INSTRUCTIONS:
1. According to the Empire Club transcript, in what year was The Empire Club of Canada established?
2. Reproduce the passage of the Empire Club transcript between "October 10, 1996" and "Markets Advisors Inc.", inclusive.

October 10, 1996
John Hunkin President, CIBC Wood Gundy
Robert Gemmell, President and CEO, Salomon Brothers Canada
WILL CANADIAN BANKS SURVIVE IN THE GLOBAL ARENA?
Chairman: Julie Hannaford, President, The Empire Club of Canada
Head Table Guests
Margaret Samuel, Manager, Capital Markets, National Trust and a Director, The Empire Club of Canada; The Rev. Kim Beard, Rector, Christ Church, Brampton; Brian Gray, Senior Vice-President, Canadian Federation of Independent Business; Dominic Barton, Principal, McKinsey & Company; Stanley Hartt, Chairman, Salomon Brothers and President, The Canadian Club of Toronto; Ross DeGeer, President, Government Policy Consultant; John Sadler, Senior Vice-President, Newcourt Credit Group and a Director, The Empire Club of Canada; Soma Das, OAC Student, Western Technical School; and Frank Potter, Partner, Emerging Markets Advisors Inc.
Introduction by Julie Hannaford
Since it was established in 1903, The Empire Club of Canada has been addressed by Prime Ministers Borden, King, Bennett, Meehan, St. Laurent, Diefenbaker, Pearson, Trudeau, Clark, Turner and Mulroney. Internationally, The Empire Club of Canada has been addressed by Neville Chamberlain, Winston S. Churchill, Indira Ghandi, Billy Graham, Dag Haamerskold, Edward Heath, Margaret Mead, Golda Meier, Richard M. Nixon, David Rockefeller, Margaret Thatcher, President Ronald Reagan and Bill Gates. 1 make reference to this distinguished list of speakers, not only because it tends to have a rather bracing effect upon those who are about to take the podium, but also because the list illustrates the way in which The Empire Club of Canada through its speakers provides a record of the political and industrial changes which define our history, which in turn defines us. In our history we have had, as the list I have provided indicates, world leaders address issues of international and national significance; we have had jurists address changes in the law that affects our governments; we have had presidents of banks address geo-political and constitutional issues from an economic perspective. Many of our speakers have at one time or another been investment bankers. However, my tour of the list of speakers who have addressed The Empire Club of Canada indicates that we have never had investment bankers address The Empire Club of Canada on investment banking. So, putting forward the prospect of having not one but two Empire Club of Canada meetings devoted to investment banking made for rather interesting debate amongst the directors of The Empire Club of Canada.
Once having convinced the directors that the topic of investment banking in Canada and internationally would be both important and interesting, questions arose as to the ability of the speakers to engage the audience. Primary amongst the questions asked was the following: "Yes, that's all very well, but can these people be amusing?" Throwing caution to the wind, I responded, "Of course they can. I am sure that within the research library 1 use, I'll find reams of amusing anecdotes told by or about bankers and investment bankers. Trust me."

GIVEN INFORMATION:
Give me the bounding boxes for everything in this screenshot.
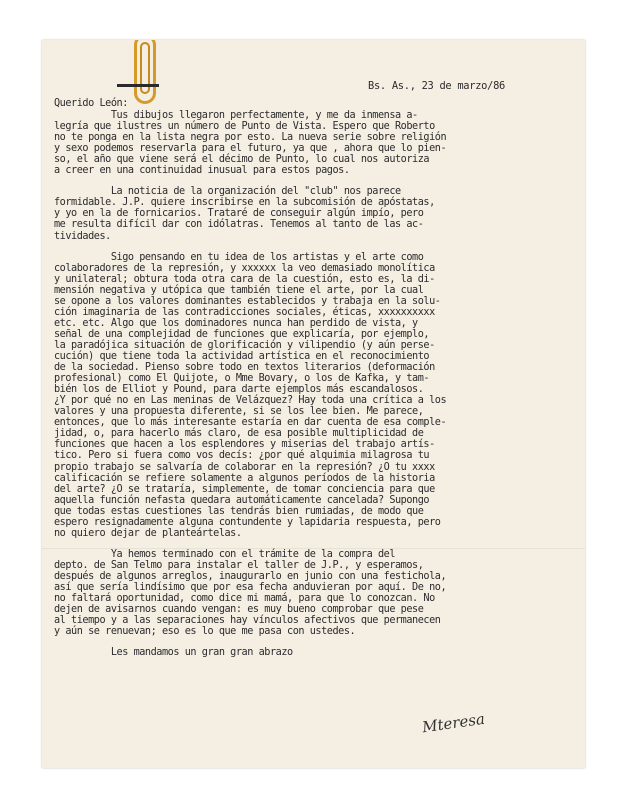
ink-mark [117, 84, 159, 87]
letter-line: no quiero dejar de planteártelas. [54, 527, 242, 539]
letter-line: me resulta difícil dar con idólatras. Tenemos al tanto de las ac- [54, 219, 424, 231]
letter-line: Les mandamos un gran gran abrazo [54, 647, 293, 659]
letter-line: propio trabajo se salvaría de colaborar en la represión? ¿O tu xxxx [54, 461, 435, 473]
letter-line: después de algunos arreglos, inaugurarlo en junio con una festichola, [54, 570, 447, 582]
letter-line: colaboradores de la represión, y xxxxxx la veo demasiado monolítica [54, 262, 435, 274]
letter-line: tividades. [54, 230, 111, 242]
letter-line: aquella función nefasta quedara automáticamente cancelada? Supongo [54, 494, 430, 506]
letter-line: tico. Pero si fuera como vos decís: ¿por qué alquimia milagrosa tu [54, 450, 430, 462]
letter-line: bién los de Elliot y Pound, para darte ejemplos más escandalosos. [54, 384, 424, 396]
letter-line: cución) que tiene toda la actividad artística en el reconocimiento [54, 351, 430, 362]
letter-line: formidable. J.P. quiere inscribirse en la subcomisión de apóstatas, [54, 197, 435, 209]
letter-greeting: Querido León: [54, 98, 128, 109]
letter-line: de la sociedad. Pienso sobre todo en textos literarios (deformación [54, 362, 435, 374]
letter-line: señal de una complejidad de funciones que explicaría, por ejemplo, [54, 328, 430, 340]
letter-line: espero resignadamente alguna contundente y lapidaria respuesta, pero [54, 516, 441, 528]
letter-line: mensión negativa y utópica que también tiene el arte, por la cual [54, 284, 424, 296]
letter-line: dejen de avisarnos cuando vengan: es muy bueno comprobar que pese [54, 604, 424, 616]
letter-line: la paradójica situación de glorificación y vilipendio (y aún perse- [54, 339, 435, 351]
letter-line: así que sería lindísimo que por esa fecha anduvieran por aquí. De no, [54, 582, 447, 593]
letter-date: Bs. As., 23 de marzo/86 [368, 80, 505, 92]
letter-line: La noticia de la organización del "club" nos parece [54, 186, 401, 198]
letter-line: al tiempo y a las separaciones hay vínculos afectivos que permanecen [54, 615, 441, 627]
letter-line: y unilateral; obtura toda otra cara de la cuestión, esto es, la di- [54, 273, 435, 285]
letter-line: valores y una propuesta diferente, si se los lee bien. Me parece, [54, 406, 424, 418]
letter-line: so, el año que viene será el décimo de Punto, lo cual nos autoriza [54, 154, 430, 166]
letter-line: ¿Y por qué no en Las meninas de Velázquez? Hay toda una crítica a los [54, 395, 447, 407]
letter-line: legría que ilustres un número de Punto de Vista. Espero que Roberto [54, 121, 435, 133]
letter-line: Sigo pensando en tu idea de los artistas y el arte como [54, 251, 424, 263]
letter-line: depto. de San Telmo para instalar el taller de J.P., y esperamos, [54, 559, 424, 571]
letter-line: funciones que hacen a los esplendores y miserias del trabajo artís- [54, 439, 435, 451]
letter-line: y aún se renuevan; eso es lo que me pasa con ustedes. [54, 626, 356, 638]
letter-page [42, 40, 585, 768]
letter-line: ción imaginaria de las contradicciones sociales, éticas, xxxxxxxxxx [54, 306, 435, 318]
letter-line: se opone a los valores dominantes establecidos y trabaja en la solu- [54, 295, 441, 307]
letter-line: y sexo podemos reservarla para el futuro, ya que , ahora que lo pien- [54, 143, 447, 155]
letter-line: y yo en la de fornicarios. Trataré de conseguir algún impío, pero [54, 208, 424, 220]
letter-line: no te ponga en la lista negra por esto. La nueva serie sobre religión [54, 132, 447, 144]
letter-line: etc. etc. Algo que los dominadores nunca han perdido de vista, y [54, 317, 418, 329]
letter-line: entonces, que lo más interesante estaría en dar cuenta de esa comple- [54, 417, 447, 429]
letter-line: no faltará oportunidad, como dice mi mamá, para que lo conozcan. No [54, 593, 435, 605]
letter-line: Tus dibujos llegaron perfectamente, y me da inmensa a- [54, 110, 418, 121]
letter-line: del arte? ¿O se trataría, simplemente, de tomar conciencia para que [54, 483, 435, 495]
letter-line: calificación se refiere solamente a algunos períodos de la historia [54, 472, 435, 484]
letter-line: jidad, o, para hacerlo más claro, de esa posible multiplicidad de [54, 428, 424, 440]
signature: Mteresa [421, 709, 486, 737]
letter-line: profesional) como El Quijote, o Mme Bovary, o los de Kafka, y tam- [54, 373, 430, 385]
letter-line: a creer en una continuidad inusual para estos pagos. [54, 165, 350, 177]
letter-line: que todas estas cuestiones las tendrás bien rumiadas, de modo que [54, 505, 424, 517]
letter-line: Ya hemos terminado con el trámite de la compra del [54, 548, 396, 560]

SOLUTIONS TO THE PROBLEMS:
1. 1903

2.
October 10, 1996
John Hunkin President, CIBC Wood Gundy
Robert Gemmell, President and CEO, Salomon Brothers Canada
WILL CANADIAN BANKS SURVIVE IN THE GLOBAL ARENA?
Chairman: Julie Hannaford, President, The Empire Club of Canada
Head Table Guests
Margaret Samuel, Manager, Capital Markets, National Trust and a Director, The Empire Club of Canada; The Rev. Kim Beard, Rector, Christ Church, Brampton; Brian Gray, Senior Vice-President, Canadian Federation of Independent Business; Dominic Barton, Principal, McKinsey & Company; Stanley Hartt, Chairman, Salomon Brothers and President, The Canadian Club of Toronto; Ross DeGeer, President, Government Policy Consultant; John Sadler, Senior Vice-President, Newcourt Credit Group and a Director, The Empire Club of Canada; Soma Das, OAC Student, Western Technical School; and Frank Potter, Partner, Emerging Markets Advisors Inc.